Work to do -
Count every line that holds the string "errors", and report the number alone.

● ● ●

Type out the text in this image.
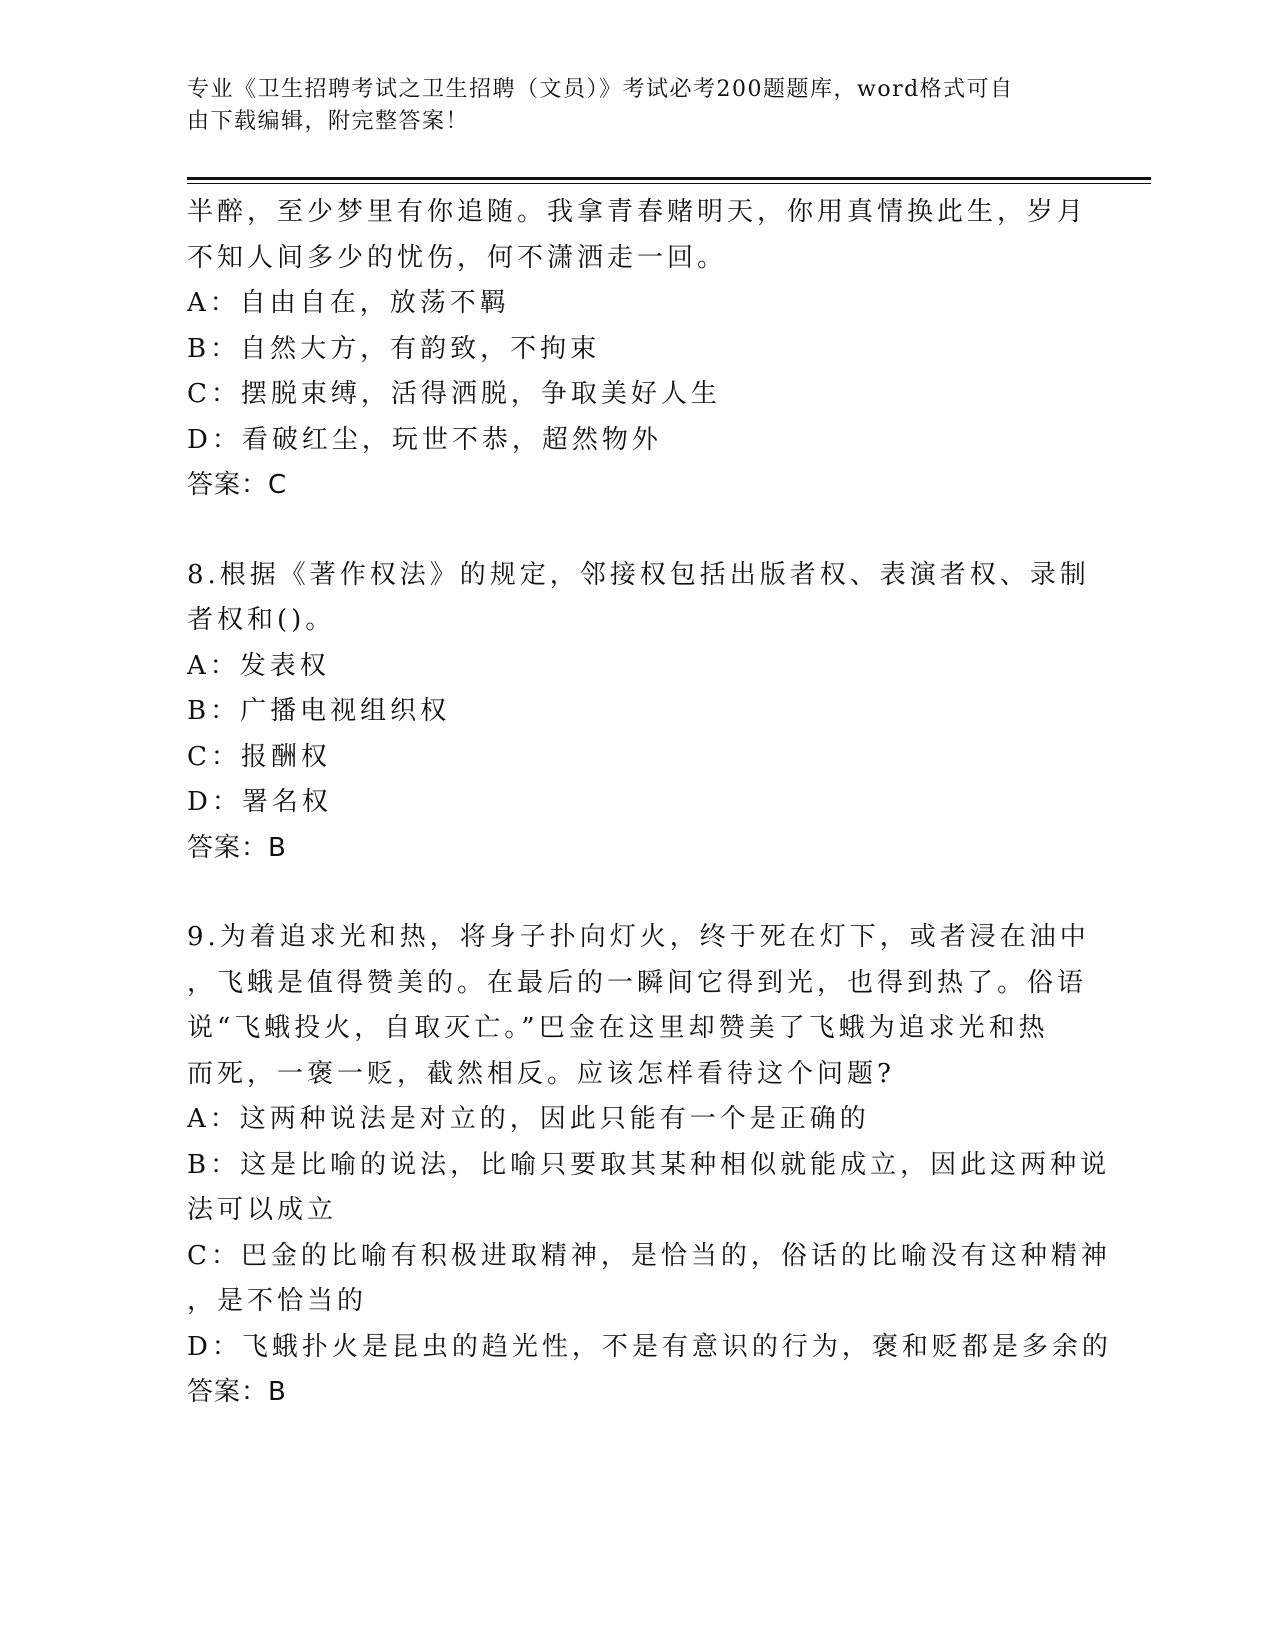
专业《卫生招聘考试之卫生招聘（文员）》考试必考200题题库，word格式可自
由下载编辑，附完整答案！
半醉，至少梦里有你追随。我拿青春赌明天，你用真情换此生，岁月
不知人间多少的忧伤，何不潇洒走一回。
A：自由自在，放荡不羁
B：自然大方，有韵致，不拘束
C：摆脱束缚，活得洒脱，争取美好人生
D：看破红尘，玩世不恭，超然物外
答案：C
8.根据《著作权法》的规定，邻接权包括出版者权、表演者权、录制
者权和()。
A：发表权
B：广播电视组织权
C：报酬权
D：署名权
答案：B
9.为着追求光和热，将身子扑向灯火，终于死在灯下，或者浸在油中
，飞蛾是值得赞美的。在最后的一瞬间它得到光，也得到热了。俗语
说“飞蛾投火，自取灭亡。”巴金在这里却赞美了飞蛾为追求光和热
而死，一褒一贬，截然相反。应该怎样看待这个问题?
A：这两种说法是对立的，因此只能有一个是正确的
B：这是比喻的说法，比喻只要取其某种相似就能成立，因此这两种说
法可以成立
C：巴金的比喻有积极进取精神，是恰当的，俗话的比喻没有这种精神
，是不恰当的
D：飞蛾扑火是昆虫的趋光性，不是有意识的行为，褒和贬都是多余的
答案：B
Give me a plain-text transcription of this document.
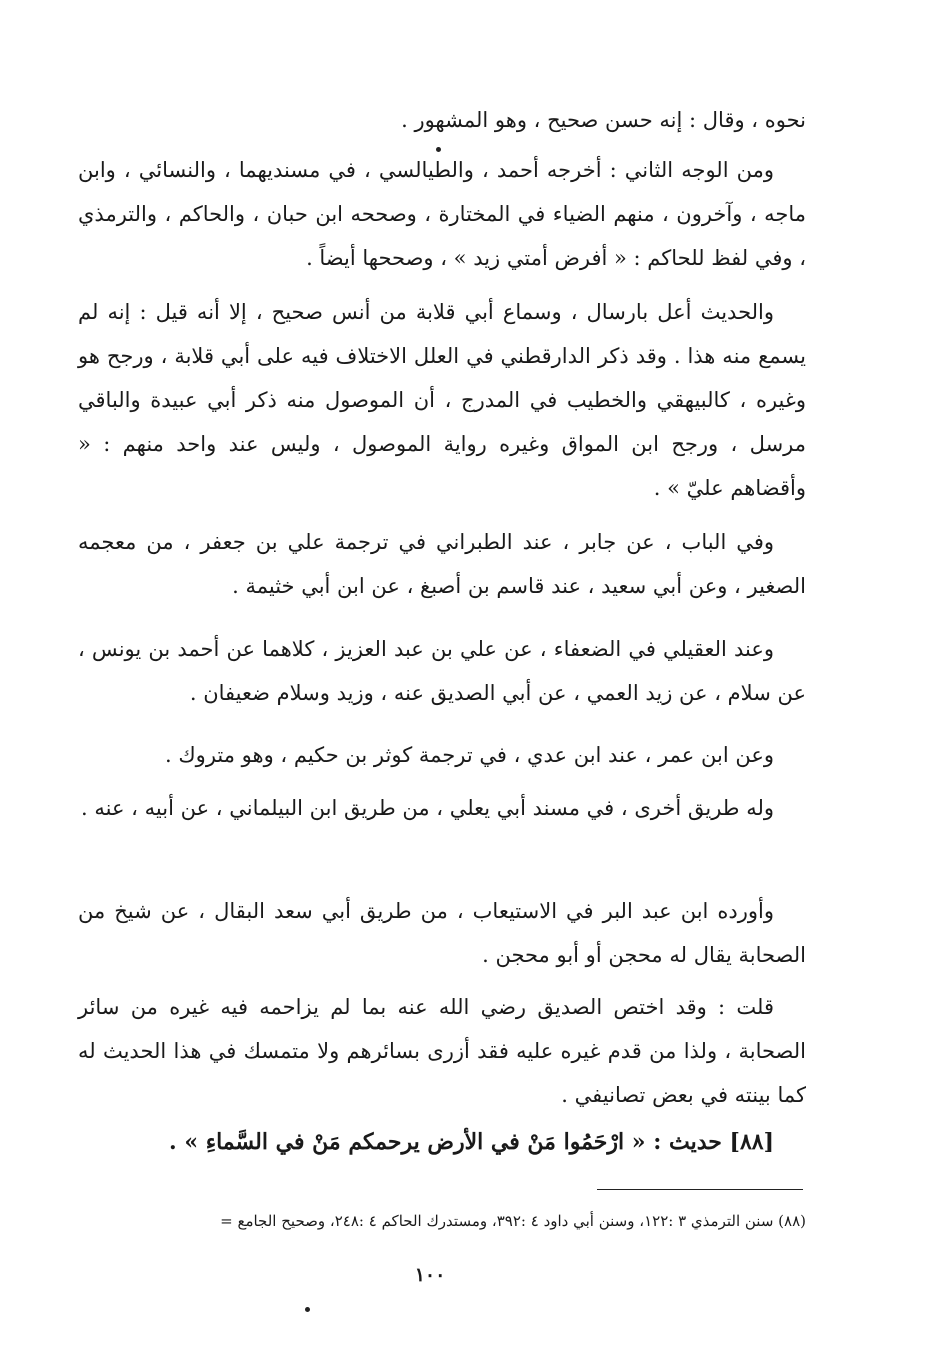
نحوه ، وقال : إنه حسن صحيح ، وهو المشهور .

ومن الوجه الثاني : أخرجه أحمد ، والطيالسي ، في مسنديهما ، والنسائي ، وابن ماجه ، وآخرون ، منهم الضياء في المختارة ، وصححه ابن حبان ، والحاكم ، والترمذي ، وفي لفظ للحاكم : « أفرض أمتي زيد » ، وصححها أيضاً .

والحديث أعل بارسال ، وسماع أبي قلابة من أنس صحيح ، إلا أنه قيل : إنه لم يسمع منه هذا . وقد ذكر الدارقطني في العلل الاختلاف فيه على أبي قلابة ، ورجح هو وغيره ، كالبيهقي والخطيب في المدرج ، أن الموصول منه ذكر أبي عبيدة والباقي مرسل ، ورجح ابن المواق وغيره رواية الموصول ، وليس عند واحد منهم : « وأقضاهم عليّ » .

وفي الباب ، عن جابر ، عند الطبراني في ترجمة علي بن جعفر ، من معجمه الصغير ، وعن أبي سعيد ، عند قاسم بن أصبغ ، عن ابن أبي خثيمة .

وعند العقيلي في الضعفاء ، عن علي بن عبد العزيز ، كلاهما عن أحمد بن يونس ، عن سلام ، عن زيد العمي ، عن أبي الصديق عنه ، وزيد وسلام ضعيفان .

وعن ابن عمر ، عند ابن عدي ، في ترجمة كوثر بن حكيم ، وهو متروك .

وله طريق أخرى ، في مسند أبي يعلي ، من طريق ابن البيلماني ، عن أبيه ، عنه .

وأورده ابن عبد البر في الاستيعاب ، من طريق أبي سعد البقال ، عن شيخ من الصحابة يقال له محجن أو أبو محجن .

قلت : وقد اختص الصديق رضي الله عنه بما لم يزاحمه فيه غيره من سائر الصحابة ، ولذا من قدم غيره عليه فقد أزرى بسائرهم ولا متمسك في هذا الحديث له كما بينته في بعض تصانيفي .

[٨٨] حديث : « ارْحَمُوا مَنْ في الأرض يرحمكم مَنْ في السَّماءِ » .

(٨٨) سنن الترمذي ٣ :١٢٢، وسنن أبي داود ٤ :٣٩٢، ومستدرك الحاكم ٤ :٢٤٨، وصحيح الجامع =
١٠٠
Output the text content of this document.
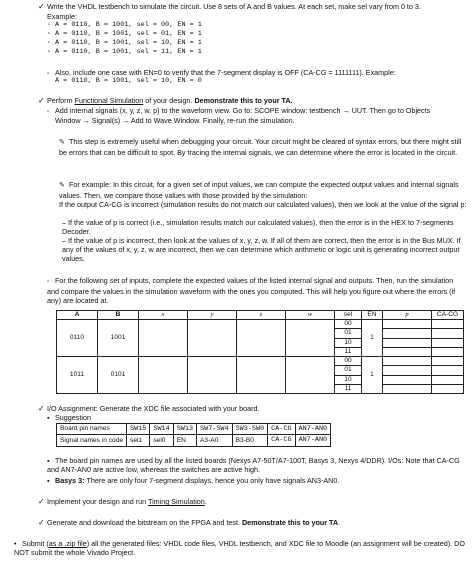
✓ Write the VHDL testbench to simulate the circuit. Use 8 sets of A and B values. At each set, make sel vary from 0 to 3.
Example:
▫ A = 0110, B = 1001, sel = 00, EN = 1
▫ A = 0110, B = 1001, sel = 01, EN = 1
▫ A = 0110, B = 1001, sel = 10, EN = 1
▫ A = 0110, B = 1001, sel = 11, EN = 1
▫ Also, include one case with EN=0 to verify that the 7-segment display is OFF (CA-CG = 1111111). Example:
A = 0110, B = 1001, sel = 10, EN = 0
✓ Perform Functional Simulation of your design. Demonstrate this to your TA.
▫ Add internal signals (x, y, z, w, p) to the waveform view. Go to: SCOPE window: testbench → UUT. Then go to Objects
Window → Signal(s) → Add to Wave Window. Finally, re-run the simulation.
✎ This step is extremely useful when debugging your circuit. Your circuit might be cleared of syntax errors, but there might still be errors that can be difficult to spot. By tracing the internal signals, we can determine where the error is located in the circuit.
✎ For example: In this circuit, for a given set of input values, we can compute the expected output values and internal signals values. Then, we compare those values with those provided by the simulation:
If the output CA-CG is incorrect (simulation results do not match our calculated values), then we look at the value of the signal p:
– If the value of p is correct (i.e., simulation results match our calculated values), then the error is in the HEX to 7-segments Decoder.
– If the value of p is incorrect, then look at the values of x, y, z, w. If all of them are correct, then the error is in the Bus MUX. If any of the values of x, y, z, w are incorrect, then we can determine which arithmetic or logic unit is generating incorrect output values.
▫ For the following set of inputs, complete the expected values of the listed internal signal and outputs. Then, run the simulation and compare the values in the simulation waveform with the ones you computed. This will help you figure out where the errors (if any) are located at.
A	B	x	y	z	w	sel	EN	p	CA-CG
0110	1001					00	1		
						01			
						10			
						11			
1011	0101					00	1		
						01			
						10			
						11			
✓ I/O Assignment: Generate the XDC file associated with your board.
▪ Suggestion
Board pin names	SW15	SW14	SW13	SW7-SW4	SW3-SW0	CA-CG	AN7-AN0
Signal names in code	sel1	sel0	EN	A3-A0	B3-B0	CA-CG	AN7-AN0
▪ The board pin names are used by all the listed boards (Nexys A7-50T/A7-100T, Basys 3, Nexys 4/DDR). I/Os: Note that CA-CG and AN7-AN0 are active low, whereas the switches are active high.
▪ Basys 3: There are only four 7-segment displays, hence you only have signals AN3-AN0.
✓ Implement your design and run Timing Simulation.
✓ Generate and download the bitstream on the FPGA and test. Demonstrate this to your TA.
• Submit (as a .zip file) all the generated files: VHDL code files, VHDL testbench, and XDC file to Moodle (an assignment will be created). DO NOT submit the whole Vivado Project.
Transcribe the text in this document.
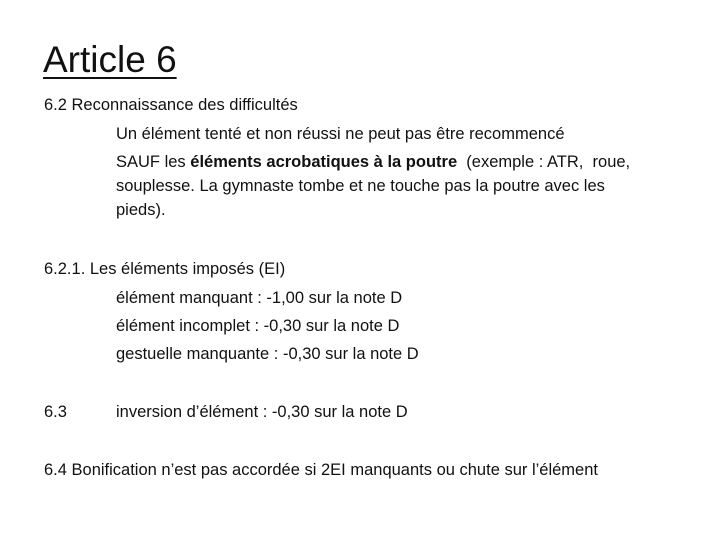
Article 6
6.2 Reconnaissance des difficultés
Un élément tenté et non réussi ne peut pas être recommencé
SAUF les éléments acrobatiques à la poutre  (exemple : ATR,  roue,
souplesse. La gymnaste tombe et ne touche pas la poutre avec les
pieds).
6.2.1. Les éléments imposés (EI)
élément manquant : -1,00 sur la note D
élément incomplet : -0,30 sur la note D
gestuelle manquante : -0,30 sur la note D
6.3	inversion d’élément : -0,30 sur la note D
6.4 Bonification n’est pas accordée si 2EI manquants ou chute sur l’élément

● ● ●

Exercise result -
2